_WHAT THE TASK REQUIRES_
Tally up how many lines in the listing below contain the string "Minden", and give only the total.

_EXERCISE MATERIALS_
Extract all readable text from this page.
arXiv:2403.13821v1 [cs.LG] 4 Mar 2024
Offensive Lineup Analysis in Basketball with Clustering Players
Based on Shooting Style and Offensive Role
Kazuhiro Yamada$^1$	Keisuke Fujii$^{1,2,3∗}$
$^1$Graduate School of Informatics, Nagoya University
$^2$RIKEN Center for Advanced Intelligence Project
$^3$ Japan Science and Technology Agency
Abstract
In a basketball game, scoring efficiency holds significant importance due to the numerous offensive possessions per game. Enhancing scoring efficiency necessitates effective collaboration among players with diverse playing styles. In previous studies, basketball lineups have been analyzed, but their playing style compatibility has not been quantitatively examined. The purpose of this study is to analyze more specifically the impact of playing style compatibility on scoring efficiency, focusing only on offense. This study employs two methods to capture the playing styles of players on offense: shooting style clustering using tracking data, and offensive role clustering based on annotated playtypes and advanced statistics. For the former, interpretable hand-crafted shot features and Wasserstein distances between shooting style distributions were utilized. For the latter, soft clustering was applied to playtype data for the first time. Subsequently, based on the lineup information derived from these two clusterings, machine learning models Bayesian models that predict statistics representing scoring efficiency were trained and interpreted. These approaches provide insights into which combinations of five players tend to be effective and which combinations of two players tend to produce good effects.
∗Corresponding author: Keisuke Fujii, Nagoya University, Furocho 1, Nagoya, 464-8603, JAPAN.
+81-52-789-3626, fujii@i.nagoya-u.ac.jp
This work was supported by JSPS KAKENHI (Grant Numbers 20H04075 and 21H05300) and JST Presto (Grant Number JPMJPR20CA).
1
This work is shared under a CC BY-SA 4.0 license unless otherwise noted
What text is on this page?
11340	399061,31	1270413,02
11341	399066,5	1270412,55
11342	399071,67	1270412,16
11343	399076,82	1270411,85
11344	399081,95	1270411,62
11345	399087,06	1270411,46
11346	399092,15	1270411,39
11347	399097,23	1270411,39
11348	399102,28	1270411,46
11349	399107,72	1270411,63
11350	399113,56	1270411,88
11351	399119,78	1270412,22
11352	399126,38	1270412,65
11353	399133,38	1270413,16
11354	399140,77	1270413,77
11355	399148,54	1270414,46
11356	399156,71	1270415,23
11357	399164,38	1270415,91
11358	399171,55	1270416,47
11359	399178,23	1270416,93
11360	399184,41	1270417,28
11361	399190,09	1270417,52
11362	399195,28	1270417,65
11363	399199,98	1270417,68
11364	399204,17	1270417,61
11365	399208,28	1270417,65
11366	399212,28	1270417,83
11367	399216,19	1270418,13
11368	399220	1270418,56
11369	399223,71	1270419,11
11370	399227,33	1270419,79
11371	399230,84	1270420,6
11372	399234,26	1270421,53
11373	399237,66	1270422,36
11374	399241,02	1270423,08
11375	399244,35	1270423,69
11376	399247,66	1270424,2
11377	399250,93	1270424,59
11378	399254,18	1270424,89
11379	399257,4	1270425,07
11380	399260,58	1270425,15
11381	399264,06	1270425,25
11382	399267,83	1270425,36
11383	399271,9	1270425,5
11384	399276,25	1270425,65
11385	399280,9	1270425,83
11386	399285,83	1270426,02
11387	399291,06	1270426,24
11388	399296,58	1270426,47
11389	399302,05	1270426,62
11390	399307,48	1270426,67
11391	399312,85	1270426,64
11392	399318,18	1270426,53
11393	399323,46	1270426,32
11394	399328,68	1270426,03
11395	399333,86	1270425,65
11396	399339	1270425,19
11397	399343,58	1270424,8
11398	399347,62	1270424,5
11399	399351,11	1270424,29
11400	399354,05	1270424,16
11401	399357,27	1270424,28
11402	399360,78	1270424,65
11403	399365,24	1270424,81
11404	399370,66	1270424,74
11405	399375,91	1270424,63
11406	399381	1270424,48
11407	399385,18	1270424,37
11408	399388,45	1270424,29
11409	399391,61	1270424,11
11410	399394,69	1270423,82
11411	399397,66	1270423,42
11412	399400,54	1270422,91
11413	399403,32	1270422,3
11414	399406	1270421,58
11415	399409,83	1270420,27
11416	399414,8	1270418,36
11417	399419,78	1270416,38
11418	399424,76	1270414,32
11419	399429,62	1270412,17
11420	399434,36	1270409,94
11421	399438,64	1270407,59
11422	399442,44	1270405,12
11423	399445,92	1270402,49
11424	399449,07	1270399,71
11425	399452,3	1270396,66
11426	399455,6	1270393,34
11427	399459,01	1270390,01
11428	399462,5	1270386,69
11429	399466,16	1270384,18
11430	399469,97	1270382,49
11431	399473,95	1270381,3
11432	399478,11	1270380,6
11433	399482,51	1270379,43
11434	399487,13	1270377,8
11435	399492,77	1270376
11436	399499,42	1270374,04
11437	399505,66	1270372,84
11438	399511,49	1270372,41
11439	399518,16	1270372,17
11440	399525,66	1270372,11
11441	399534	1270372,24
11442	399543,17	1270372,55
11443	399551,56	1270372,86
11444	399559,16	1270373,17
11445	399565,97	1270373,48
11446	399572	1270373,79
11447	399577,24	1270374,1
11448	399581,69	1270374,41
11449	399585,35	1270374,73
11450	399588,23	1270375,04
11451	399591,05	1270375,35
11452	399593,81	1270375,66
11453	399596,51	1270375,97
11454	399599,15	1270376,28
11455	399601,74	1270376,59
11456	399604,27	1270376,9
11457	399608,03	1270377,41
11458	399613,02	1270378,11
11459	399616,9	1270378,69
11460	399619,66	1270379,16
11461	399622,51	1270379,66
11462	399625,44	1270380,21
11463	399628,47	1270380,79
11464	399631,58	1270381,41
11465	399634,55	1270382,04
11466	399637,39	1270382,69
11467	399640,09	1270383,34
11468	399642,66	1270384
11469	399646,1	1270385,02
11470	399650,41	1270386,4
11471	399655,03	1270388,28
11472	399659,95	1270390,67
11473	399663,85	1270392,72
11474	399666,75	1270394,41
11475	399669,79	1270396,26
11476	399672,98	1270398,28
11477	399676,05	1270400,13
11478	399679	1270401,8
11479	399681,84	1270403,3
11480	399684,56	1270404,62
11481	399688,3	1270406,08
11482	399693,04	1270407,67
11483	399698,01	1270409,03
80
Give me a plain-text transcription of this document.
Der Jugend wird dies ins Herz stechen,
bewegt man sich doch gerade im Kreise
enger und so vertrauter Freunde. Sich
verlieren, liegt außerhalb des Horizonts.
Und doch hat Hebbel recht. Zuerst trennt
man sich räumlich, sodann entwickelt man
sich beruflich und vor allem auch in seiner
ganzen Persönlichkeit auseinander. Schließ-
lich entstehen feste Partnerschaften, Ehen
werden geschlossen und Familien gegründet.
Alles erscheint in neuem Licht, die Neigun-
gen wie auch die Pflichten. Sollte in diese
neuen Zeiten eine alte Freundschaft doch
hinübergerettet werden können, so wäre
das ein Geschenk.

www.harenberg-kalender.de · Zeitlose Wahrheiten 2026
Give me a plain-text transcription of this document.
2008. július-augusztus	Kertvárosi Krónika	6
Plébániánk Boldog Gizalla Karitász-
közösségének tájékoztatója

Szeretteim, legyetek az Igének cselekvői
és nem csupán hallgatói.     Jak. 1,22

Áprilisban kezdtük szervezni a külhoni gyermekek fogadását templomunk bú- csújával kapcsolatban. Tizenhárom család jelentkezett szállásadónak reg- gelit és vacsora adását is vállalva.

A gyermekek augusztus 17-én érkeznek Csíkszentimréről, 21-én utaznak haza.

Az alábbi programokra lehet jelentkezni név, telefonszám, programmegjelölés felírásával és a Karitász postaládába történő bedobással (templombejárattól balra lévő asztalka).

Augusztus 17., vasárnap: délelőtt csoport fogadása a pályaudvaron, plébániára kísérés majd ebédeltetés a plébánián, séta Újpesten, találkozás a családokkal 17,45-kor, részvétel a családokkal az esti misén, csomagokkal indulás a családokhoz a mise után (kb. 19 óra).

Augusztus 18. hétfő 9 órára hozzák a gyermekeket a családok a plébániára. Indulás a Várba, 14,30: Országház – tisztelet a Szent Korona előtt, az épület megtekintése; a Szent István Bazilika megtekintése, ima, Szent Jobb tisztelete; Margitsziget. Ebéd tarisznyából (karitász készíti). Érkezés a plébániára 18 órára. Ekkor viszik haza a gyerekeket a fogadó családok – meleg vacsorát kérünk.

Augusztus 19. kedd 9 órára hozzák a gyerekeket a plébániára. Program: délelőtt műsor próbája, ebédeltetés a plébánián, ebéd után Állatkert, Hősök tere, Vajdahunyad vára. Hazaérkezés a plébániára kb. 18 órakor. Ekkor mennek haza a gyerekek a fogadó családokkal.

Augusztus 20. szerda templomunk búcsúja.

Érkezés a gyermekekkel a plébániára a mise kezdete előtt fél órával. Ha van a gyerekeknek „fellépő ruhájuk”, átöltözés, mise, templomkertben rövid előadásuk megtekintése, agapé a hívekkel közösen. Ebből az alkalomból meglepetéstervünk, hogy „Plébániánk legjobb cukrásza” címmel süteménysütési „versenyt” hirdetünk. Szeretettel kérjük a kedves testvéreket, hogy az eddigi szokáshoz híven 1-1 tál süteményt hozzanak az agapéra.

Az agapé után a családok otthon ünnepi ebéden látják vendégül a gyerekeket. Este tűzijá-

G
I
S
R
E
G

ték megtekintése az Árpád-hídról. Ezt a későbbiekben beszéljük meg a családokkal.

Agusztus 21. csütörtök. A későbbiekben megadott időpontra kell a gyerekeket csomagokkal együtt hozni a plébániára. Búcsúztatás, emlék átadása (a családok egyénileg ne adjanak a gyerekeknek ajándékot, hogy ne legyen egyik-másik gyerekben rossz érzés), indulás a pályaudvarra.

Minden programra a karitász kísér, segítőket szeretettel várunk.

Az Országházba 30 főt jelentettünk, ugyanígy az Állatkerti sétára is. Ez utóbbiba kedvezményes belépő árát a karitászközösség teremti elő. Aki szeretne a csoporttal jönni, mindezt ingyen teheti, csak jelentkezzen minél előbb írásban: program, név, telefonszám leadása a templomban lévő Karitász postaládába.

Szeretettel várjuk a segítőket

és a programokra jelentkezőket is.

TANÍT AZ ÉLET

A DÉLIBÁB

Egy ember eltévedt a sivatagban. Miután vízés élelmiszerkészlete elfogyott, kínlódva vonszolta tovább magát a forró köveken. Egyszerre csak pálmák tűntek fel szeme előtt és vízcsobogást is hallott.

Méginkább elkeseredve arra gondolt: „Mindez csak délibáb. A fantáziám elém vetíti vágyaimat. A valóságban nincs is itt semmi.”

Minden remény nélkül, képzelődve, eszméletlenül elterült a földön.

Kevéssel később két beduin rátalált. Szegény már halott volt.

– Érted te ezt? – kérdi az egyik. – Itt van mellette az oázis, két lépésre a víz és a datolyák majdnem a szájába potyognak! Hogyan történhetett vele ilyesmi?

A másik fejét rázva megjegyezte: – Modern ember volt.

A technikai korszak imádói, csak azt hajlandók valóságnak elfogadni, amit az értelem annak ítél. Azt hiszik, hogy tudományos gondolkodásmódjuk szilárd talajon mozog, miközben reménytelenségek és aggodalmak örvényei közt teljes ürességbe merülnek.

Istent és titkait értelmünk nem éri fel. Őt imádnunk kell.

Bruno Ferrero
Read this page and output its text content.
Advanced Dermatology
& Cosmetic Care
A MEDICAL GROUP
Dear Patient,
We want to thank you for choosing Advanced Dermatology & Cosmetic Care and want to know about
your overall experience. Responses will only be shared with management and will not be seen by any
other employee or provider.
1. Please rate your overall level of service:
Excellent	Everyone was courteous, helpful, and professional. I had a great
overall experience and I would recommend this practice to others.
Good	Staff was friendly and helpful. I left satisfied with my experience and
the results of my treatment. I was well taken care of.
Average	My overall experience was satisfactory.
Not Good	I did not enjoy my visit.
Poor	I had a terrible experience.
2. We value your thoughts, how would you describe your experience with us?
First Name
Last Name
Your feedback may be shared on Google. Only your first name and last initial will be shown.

_EXERCISE ANSWER_
2